**Challenge**
Set down the material below in full, matching it exactly.

**Stored rows**
═══

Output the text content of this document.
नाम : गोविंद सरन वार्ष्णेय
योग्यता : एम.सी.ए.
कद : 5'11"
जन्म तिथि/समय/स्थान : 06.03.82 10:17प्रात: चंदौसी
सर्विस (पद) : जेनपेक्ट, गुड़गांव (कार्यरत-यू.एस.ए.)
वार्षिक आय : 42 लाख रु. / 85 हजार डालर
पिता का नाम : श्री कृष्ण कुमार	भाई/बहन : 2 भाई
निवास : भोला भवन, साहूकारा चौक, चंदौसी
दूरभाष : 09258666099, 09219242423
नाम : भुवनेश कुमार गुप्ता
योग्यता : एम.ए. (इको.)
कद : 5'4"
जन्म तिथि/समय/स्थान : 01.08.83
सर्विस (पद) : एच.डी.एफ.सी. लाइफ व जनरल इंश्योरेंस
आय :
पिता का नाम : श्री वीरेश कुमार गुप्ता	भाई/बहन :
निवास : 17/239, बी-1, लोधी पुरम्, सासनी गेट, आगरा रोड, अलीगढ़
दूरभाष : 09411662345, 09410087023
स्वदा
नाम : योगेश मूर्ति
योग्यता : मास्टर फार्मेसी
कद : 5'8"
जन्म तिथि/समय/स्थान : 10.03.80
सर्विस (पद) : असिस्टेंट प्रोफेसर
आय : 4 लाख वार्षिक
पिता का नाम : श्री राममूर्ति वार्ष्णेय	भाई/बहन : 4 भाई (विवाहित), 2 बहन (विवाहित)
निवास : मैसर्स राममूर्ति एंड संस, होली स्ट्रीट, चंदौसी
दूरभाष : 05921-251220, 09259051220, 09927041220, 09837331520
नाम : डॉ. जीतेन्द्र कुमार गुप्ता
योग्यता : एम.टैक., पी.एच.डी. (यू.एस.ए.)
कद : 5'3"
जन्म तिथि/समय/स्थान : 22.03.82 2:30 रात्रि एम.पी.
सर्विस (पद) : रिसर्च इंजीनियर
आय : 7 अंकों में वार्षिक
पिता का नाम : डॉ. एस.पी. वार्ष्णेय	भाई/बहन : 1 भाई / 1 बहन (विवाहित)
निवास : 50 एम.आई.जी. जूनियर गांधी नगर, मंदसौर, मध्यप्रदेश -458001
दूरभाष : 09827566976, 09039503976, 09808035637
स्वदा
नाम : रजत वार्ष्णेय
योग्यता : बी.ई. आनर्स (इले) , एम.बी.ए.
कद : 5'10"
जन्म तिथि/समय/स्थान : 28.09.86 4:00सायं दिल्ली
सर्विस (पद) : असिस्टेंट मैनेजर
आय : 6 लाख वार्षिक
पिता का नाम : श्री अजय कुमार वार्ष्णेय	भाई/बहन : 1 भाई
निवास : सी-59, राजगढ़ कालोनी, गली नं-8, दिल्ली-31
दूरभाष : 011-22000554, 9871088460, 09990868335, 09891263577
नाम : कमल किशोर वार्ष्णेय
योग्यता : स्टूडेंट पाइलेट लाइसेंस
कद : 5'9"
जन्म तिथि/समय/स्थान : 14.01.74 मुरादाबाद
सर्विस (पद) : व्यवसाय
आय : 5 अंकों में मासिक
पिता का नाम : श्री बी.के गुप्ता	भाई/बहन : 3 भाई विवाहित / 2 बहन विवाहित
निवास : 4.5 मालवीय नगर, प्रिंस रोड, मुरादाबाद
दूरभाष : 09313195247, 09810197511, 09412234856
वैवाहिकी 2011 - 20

═══

**Response to this exercise**
Output the text content of this document.
नाम : गोविंद सरन वार्ष्णेय
योग्यता : एम.सी.ए.
कद : 5'11"
जन्म तिथि/समय/स्थान : 06.03.82 10:17प्रात: चंदौसी
सर्विस (पद) : जेनपेक्ट, गुड़गांव (कार्यरत-यू.एस.ए.)
वार्षिक आय : 42 लाख रु. / 85 हजार डालर
पिता का नाम : श्री कृष्ण कुमार	भाई/बहन : 2 भाई
निवास : भोला भवन, साहूकारा चौक, चंदौसी
दूरभाष : 09258666099, 09219242423
नाम : भुवनेश कुमार गुप्ता
योग्यता : एम.ए. (इको.)
कद : 5'4"
जन्म तिथि/समय/स्थान : 01.08.83
सर्विस (पद) : एच.डी.एफ.सी. लाइफ व जनरल इंश्योरेंस
आय :
पिता का नाम : श्री वीरेश कुमार गुप्ता	भाई/बहन :
निवास : 17/239, बी-1, लोधी पुरम्, सासनी गेट, आगरा रोड, अलीगढ़
दूरभाष : 09411662345, 09410087023
स्वदा
नाम : योगेश मूर्ति
योग्यता : मास्टर फार्मेसी
कद : 5'8"
जन्म तिथि/समय/स्थान : 10.03.80
सर्विस (पद) : असिस्टेंट प्रोफेसर
आय : 4 लाख वार्षिक
पिता का नाम : श्री राममूर्ति वार्ष्णेय	भाई/बहन : 4 भाई (विवाहित), 2 बहन (विवाहित)
निवास : मैसर्स राममूर्ति एंड संस, होली स्ट्रीट, चंदौसी
दूरभाष : 05921-251220, 09259051220, 09927041220, 09837331520
नाम : डॉ. जीतेन्द्र कुमार गुप्ता
योग्यता : एम.टैक., पी.एच.डी. (यू.एस.ए.)
कद : 5'3"
जन्म तिथि/समय/स्थान : 22.03.82 2:30 रात्रि एम.पी.
सर्विस (पद) : रिसर्च इंजीनियर
आय : 7 अंकों में वार्षिक
पिता का नाम : डॉ. एस.पी. वार्ष्णेय	भाई/बहन : 1 भाई / 1 बहन (विवाहित)
निवास : 50 एम.आई.जी. जूनियर गांधी नगर, मंदसौर, मध्यप्रदेश -458001
दूरभाष : 09827566976, 09039503976, 09808035637
स्वदा
नाम : रजत वार्ष्णेय
योग्यता : बी.ई. आनर्स (इले) , एम.बी.ए.
कद : 5'10"
जन्म तिथि/समय/स्थान : 28.09.86 4:00सायं दिल्ली
सर्विस (पद) : असिस्टेंट मैनेजर
आय : 6 लाख वार्षिक
पिता का नाम : श्री अजय कुमार वार्ष्णेय	भाई/बहन : 1 भाई
निवास : सी-59, राजगढ़ कालोनी, गली नं-8, दिल्ली-31
दूरभाष : 011-22000554, 9871088460, 09990868335, 09891263577
नाम : कमल किशोर वार्ष्णेय
योग्यता : स्टूडेंट पाइलेट लाइसेंस
कद : 5'9"
जन्म तिथि/समय/स्थान : 14.01.74 मुरादाबाद
सर्विस (पद) : व्यवसाय
आय : 5 अंकों में मासिक
पिता का नाम : श्री बी.के गुप्ता	भाई/बहन : 3 भाई विवाहित / 2 बहन विवाहित
निवास : 4.5 मालवीय नगर, प्रिंस रोड, मुरादाबाद
दूरभाष : 09313195247, 09810197511, 09412234856
वैवाहिकी 2011 - 20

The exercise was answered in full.